● **DOCUMENT**
# # # # # # #
3 The Lucas and Kanade algorithm

The Lucas and Kanade algorithm [22, 23] takes a digital video as the only data source and computes the optical flow for the corresponding image sequence. The result is a sequence of two-dimensional arrays of optical flow vectors, with each array associated to an image of the original sequence and each vector associated to an image pixel. The algorithm analyzes the sequence frame by frame and performs several tasks. Some of them require some previous and some following images of the image being processed, so the optical flow is not computed for some of the images at the beginning and at the end of the sequence.

The Lucas and Kanade algorithm computes the optical flow using a gradient based approach, so it calculates the spatiotemporal derivatives of intensity of the images. This method assumes that image intensity remains constant between frames of the sequence, a common assumption in many algorithms:

I (x, y, t) = I (x + uΔt, y + vΔt, t + Δt)

(1)

This expression, using a Taylor series and assuming differentiability, can be expressed by the motion constraint equation:

I_{x} uδt + I_{y} vδt + I_{t} δt = O (u^{2} δ t^{2}, v^{2} δ t^{2})

(2)

In a more compact form, taking δ t as the time unit:

\nabla I (x, t) \cdot v + I_{t} (x, t) = O (v^{2})

(3)

where ∇I (x,t) and I_t (x,t) represent the spatial gradient and temporal derivative of image brightness, respectively, and $O (v^{2})$ indicates second order and above terms of the Taylor series expansion.

In this method, the image sequence is first convolved with a spatiotemporal Gaussian operator to eliminate noise and to smooth high contrasts that could lead to poor estimates of image derivatives. Then, according to the Barron et al. implementation, the spatiotemporal derivatives I_x, I_y, and I_t are computed with a four-point central difference.

Finally, the two velocity components, v = (v_x,v_y), are obtained by a weighted least squares fit with local first-order constraints, assuming a constant model for v in each spatial neighborhood and by minimizing

\sum_{x \in N} W^{2} (x) {[\nabla I (x, t) \cdot v + I_{t} (x, t)]}^{2}

(4)

where W(x) denotes a window function that assigns more weight to the center. The solution is obtained from

v = {(A^{T} W^{2} A)}^{- 1} A^{T} W^{2} b

(5)
# # # # # # #
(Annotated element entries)
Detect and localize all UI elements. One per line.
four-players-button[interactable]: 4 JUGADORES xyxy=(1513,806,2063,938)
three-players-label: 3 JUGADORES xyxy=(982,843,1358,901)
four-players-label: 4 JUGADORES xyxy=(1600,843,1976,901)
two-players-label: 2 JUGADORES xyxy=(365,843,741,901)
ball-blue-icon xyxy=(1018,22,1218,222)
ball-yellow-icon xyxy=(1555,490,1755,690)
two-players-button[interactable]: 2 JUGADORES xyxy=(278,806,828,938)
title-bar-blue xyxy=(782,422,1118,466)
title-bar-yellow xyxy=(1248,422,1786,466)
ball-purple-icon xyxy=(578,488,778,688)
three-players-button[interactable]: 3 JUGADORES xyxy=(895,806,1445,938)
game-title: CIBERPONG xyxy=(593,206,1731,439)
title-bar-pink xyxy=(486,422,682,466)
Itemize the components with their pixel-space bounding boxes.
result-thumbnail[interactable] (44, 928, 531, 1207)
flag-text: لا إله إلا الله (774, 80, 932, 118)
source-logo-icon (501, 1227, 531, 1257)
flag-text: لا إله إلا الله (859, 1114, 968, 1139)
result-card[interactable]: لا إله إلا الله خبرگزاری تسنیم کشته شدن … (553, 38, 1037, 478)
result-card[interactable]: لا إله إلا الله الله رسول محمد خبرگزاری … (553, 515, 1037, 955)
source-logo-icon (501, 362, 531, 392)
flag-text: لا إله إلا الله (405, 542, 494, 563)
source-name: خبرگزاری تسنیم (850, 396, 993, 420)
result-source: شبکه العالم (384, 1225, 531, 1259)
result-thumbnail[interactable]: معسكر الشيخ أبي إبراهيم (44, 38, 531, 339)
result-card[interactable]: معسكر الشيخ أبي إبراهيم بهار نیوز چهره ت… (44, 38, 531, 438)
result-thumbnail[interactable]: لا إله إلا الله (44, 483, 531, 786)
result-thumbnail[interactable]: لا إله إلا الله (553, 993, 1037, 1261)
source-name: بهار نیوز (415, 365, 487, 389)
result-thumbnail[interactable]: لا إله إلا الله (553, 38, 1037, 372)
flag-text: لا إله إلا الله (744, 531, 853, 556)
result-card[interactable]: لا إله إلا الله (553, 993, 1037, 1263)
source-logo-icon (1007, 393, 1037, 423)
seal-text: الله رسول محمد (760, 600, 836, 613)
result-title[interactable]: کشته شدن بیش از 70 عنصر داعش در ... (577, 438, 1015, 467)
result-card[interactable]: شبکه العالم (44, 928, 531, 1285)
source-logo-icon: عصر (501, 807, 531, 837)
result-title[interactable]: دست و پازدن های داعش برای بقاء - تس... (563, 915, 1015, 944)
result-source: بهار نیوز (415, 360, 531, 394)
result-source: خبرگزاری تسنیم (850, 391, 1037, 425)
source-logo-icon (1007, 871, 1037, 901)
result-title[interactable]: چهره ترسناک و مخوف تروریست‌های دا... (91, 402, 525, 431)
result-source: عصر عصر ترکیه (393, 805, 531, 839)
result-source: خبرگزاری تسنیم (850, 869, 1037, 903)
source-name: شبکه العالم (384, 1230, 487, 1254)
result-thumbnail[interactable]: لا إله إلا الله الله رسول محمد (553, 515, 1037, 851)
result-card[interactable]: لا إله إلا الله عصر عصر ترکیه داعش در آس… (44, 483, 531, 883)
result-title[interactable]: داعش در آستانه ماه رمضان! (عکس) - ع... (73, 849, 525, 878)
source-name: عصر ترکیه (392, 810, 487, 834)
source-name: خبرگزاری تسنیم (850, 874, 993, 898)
# # # # # # #
● **REQUIREMENTS**
1) In the text about the Lucas and Kanade algorithm, how are the spatiotemporal derivatives I_x, I_y, and I_t computed?
2) Using the text about the Lucas and Kanade algorithm, explain why the image sequence is first convolved with a spatiotemporal Gaussian operator.
Use only the text about the Lucas and Kanade algorithm, not the material.

● **WORKED SOLUTIONS**
1) They are computed with a four-point central difference, following the Barron et al. implementation.

2) The convolution removes noise. It also smooths high contrasts, which could otherwise lead to poor estimates of the image derivatives.